§ Given exercise
Go through the listing beneath this task and return every line that carries the string "DISCHARGED".

#### Excerpted data

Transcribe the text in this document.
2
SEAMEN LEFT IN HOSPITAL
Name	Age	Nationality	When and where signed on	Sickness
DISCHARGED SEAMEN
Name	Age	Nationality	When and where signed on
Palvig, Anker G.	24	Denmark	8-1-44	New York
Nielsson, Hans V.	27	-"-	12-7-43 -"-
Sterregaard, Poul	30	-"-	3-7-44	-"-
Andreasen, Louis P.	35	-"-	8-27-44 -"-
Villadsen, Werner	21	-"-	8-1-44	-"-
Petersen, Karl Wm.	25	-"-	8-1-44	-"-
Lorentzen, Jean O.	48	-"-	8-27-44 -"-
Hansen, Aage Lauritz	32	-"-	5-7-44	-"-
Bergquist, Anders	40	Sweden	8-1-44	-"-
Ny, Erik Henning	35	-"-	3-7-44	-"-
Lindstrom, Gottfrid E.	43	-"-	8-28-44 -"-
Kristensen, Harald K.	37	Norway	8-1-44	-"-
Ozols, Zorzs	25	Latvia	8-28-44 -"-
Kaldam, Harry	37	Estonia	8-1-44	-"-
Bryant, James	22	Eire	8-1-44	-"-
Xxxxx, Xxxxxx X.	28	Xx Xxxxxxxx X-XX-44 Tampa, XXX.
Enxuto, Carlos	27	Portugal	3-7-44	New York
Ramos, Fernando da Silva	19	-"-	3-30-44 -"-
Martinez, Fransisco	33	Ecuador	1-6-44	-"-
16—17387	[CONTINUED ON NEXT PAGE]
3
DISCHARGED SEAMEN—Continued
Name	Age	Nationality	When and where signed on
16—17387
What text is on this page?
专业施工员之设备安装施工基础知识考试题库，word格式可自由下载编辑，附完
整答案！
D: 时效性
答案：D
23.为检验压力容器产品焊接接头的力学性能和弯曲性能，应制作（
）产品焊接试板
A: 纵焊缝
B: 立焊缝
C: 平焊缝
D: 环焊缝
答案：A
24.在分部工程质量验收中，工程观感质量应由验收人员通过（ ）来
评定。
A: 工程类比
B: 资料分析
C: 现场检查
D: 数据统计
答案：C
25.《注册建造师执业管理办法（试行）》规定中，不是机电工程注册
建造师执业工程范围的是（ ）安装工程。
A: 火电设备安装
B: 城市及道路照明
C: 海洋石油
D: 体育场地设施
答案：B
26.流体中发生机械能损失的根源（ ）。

########

§ Written response
DISCHARGED SEAMEN
DISCHARGED SEAMEN—Continued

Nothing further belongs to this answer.